Drop every picture and give the entries back exactly.

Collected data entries
^^^^^^^^^^^^^^^^
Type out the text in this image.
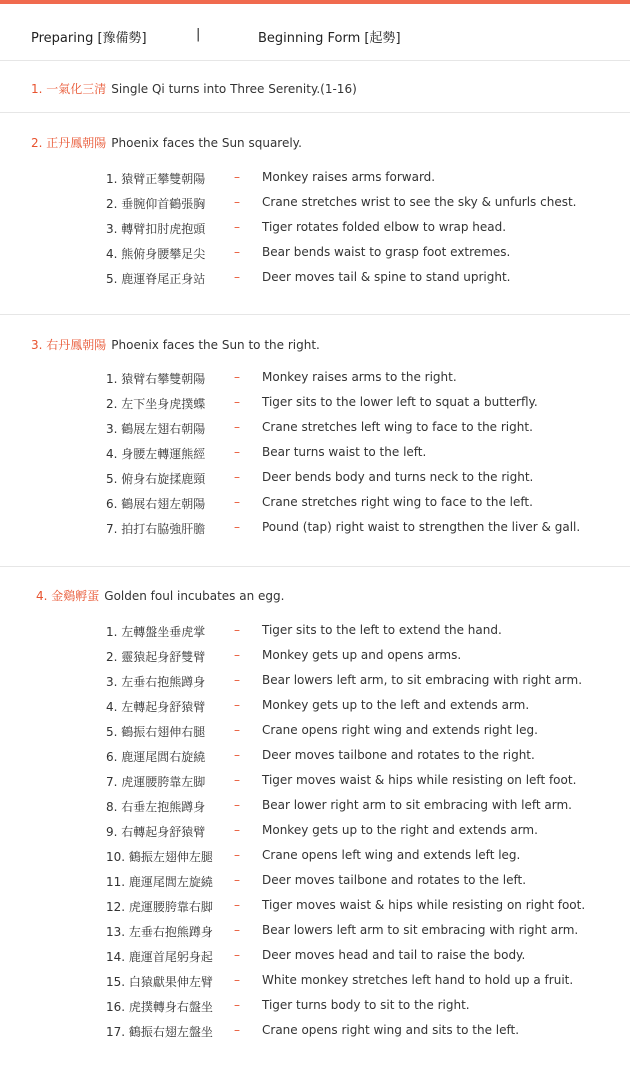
Preparing [豫備勢]	|	Beginning Form [起勢]
1. 一氣化三清 Single Qi turns into Three Serenity.(1-16)
2. 正丹鳳朝陽 Phoenix faces the Sun squarely.
1. 猿臂正攀雙朝陽 – Monkey raises arms forward.
2. 垂腕仰首鶴張胸 – Crane stretches wrist to see the sky & unfurls chest.
3. 轉臂扣肘虎抱頭 – Tiger rotates folded elbow to wrap head.
4. 熊俯身腰攀足尖 – Bear bends waist to grasp foot extremes.
5. 鹿運脊尾正身站 – Deer moves tail & spine to stand upright.
3. 右丹鳳朝陽 Phoenix faces the Sun to the right.
1. 猿臂右攀雙朝陽 – Monkey raises arms to the right.
2. 左下坐身虎撲蝶 – Tiger sits to the lower left to squat a butterfly.
3. 鶴展左翅右朝陽 – Crane stretches left wing to face to the right.
4. 身腰左轉運熊經 – Bear turns waist to the left.
5. 俯身右旋揉鹿頸 – Deer bends body and turns neck to the right.
6. 鶴展右翅左朝陽 – Crane stretches right wing to face to the left.
7. 拍打右脇強肝膽 – Pound (tap) right waist to strengthen the liver & gall.
4. 金鷄孵蛋 Golden foul incubates an egg.
1. 左轉盤坐垂虎掌 – Tiger sits to the left to extend the hand.
2. 靈猿起身舒雙臂 – Monkey gets up and opens arms.
3. 左垂右抱熊蹲身 – Bear lowers left arm, to sit embracing with right arm.
4. 左轉起身舒猿臂 – Monkey gets up to the left and extends arm.
5. 鶴振右翅伸右腿 – Crane opens right wing and extends right leg.
6. 鹿運尾閭右旋繞 – Deer moves tailbone and rotates to the right.
7. 虎運腰胯靠左脚 – Tiger moves waist & hips while resisting on left foot.
8. 右垂左抱熊蹲身 – Bear lower right arm to sit embracing with left arm.
9. 右轉起身舒猿臂 – Monkey gets up to the right and extends arm.
10. 鶴振左翅伸左腿 – Crane opens left wing and extends left leg.
11. 鹿運尾閭左旋繞 – Deer moves tailbone and rotates to the left.
12. 虎運腰胯靠右脚 – Tiger moves waist & hips while resisting on right foot.
13. 左垂右抱熊蹲身 – Bear lowers left arm to sit embracing with right arm.
14. 鹿運首尾躬身起 – Deer moves head and tail to raise the body.
15. 白猿獻果伸左臂 – White monkey stretches left hand to hold up a fruit.
16. 虎撲轉身右盤坐 – Tiger turns body to sit to the right.
17. 鶴振右翅左盤坐 – Crane opens right wing and sits to the left.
^^^^^^^^^^^^^^^^
_Expected answer_:
Type out the text in this image.
Preparing [豫備勢]	|	Beginning Form [起勢]
1. 一氣化三清 Single Qi turns into Three Serenity.(1-16)
2. 正丹鳳朝陽 Phoenix faces the Sun squarely.
1. 猿臂正攀雙朝陽 – Monkey raises arms forward.
2. 垂腕仰首鶴張胸 – Crane stretches wrist to see the sky & unfurls chest.
3. 轉臂扣肘虎抱頭 – Tiger rotates folded elbow to wrap head.
4. 熊俯身腰攀足尖 – Bear bends waist to grasp foot extremes.
5. 鹿運脊尾正身站 – Deer moves tail & spine to stand upright.
3. 右丹鳳朝陽 Phoenix faces the Sun to the right.
1. 猿臂右攀雙朝陽 – Monkey raises arms to the right.
2. 左下坐身虎撲蝶 – Tiger sits to the lower left to squat a butterfly.
3. 鶴展左翅右朝陽 – Crane stretches left wing to face to the right.
4. 身腰左轉運熊經 – Bear turns waist to the left.
5. 俯身右旋揉鹿頸 – Deer bends body and turns neck to the right.
6. 鶴展右翅左朝陽 – Crane stretches right wing to face to the left.
7. 拍打右脇強肝膽 – Pound (tap) right waist to strengthen the liver & gall.
4. 金鷄孵蛋 Golden foul incubates an egg.
1. 左轉盤坐垂虎掌 – Tiger sits to the left to extend the hand.
2. 靈猿起身舒雙臂 – Monkey gets up and opens arms.
3. 左垂右抱熊蹲身 – Bear lowers left arm, to sit embracing with right arm.
4. 左轉起身舒猿臂 – Monkey gets up to the left and extends arm.
5. 鶴振右翅伸右腿 – Crane opens right wing and extends right leg.
6. 鹿運尾閭右旋繞 – Deer moves tailbone and rotates to the right.
7. 虎運腰胯靠左脚 – Tiger moves waist & hips while resisting on left foot.
8. 右垂左抱熊蹲身 – Bear lower right arm to sit embracing with left arm.
9. 右轉起身舒猿臂 – Monkey gets up to the right and extends arm.
10. 鶴振左翅伸左腿 – Crane opens left wing and extends left leg.
11. 鹿運尾閭左旋繞 – Deer moves tailbone and rotates to the left.
12. 虎運腰胯靠右脚 – Tiger moves waist & hips while resisting on right foot.
13. 左垂右抱熊蹲身 – Bear lowers left arm to sit embracing with right arm.
14. 鹿運首尾躬身起 – Deer moves head and tail to raise the body.
15. 白猿獻果伸左臂 – White monkey stretches left hand to hold up a fruit.
16. 虎撲轉身右盤坐 – Tiger turns body to sit to the right.
17. 鶴振右翅左盤坐 – Crane opens right wing and sits to the left.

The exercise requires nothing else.